[Saved data entries]
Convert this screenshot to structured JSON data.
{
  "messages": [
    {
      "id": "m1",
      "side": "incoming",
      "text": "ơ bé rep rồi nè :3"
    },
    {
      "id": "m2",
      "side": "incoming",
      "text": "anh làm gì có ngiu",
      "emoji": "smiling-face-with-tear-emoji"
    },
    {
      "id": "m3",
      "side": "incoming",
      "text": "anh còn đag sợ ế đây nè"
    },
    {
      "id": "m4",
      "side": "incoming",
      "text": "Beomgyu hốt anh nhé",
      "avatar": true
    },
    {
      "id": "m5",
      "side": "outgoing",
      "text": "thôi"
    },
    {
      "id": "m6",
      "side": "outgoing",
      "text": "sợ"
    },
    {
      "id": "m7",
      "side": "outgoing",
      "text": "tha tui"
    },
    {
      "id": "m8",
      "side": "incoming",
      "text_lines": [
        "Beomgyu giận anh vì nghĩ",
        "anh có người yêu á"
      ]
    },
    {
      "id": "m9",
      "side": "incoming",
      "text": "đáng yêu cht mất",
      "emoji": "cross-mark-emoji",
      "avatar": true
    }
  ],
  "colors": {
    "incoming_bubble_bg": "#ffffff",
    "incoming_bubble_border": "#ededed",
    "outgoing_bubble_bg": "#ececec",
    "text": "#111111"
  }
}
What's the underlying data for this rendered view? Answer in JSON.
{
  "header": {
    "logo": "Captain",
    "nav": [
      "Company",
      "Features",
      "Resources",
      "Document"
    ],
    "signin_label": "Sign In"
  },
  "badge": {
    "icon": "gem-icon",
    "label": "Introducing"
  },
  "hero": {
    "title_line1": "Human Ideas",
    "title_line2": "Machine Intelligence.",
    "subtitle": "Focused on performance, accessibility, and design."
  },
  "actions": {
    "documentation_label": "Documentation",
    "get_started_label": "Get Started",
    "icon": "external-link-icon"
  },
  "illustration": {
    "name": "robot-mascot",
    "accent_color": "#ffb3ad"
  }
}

WHAT TO DO: Restate each of the entries above verbatim.

EXERCISE RESULT:
Convert this screenshot to structured JSON data.
{
  "messages": [
    {
      "id": "m1",
      "side": "incoming",
      "text": "ơ bé rep rồi nè :3"
    },
    {
      "id": "m2",
      "side": "incoming",
      "text": "anh làm gì có ngiu",
      "emoji": "smiling-face-with-tear-emoji"
    },
    {
      "id": "m3",
      "side": "incoming",
      "text": "anh còn đag sợ ế đây nè"
    },
    {
      "id": "m4",
      "side": "incoming",
      "text": "Beomgyu hốt anh nhé",
      "avatar": true
    },
    {
      "id": "m5",
      "side": "outgoing",
      "text": "thôi"
    },
    {
      "id": "m6",
      "side": "outgoing",
      "text": "sợ"
    },
    {
      "id": "m7",
      "side": "outgoing",
      "text": "tha tui"
    },
    {
      "id": "m8",
      "side": "incoming",
      "text_lines": [
        "Beomgyu giận anh vì nghĩ",
        "anh có người yêu á"
      ]
    },
    {
      "id": "m9",
      "side": "incoming",
      "text": "đáng yêu cht mất",
      "emoji": "cross-mark-emoji",
      "avatar": true
    }
  ],
  "colors": {
    "incoming_bubble_bg": "#ffffff",
    "incoming_bubble_border": "#ededed",
    "outgoing_bubble_bg": "#ececec",
    "text": "#111111"
  }
}
What's the underlying data for this rendered view? Answer in JSON.
{
  "header": {
    "logo": "Captain",
    "nav": [
      "Company",
      "Features",
      "Resources",
      "Document"
    ],
    "signin_label": "Sign In"
  },
  "badge": {
    "icon": "gem-icon",
    "label": "Introducing"
  },
  "hero": {
    "title_line1": "Human Ideas",
    "title_line2": "Machine Intelligence.",
    "subtitle": "Focused on performance, accessibility, and design."
  },
  "actions": {
    "documentation_label": "Documentation",
    "get_started_label": "Get Started",
    "icon": "external-link-icon"
  },
  "illustration": {
    "name": "robot-mascot",
    "accent_color": "#ffb3ad"
  }
}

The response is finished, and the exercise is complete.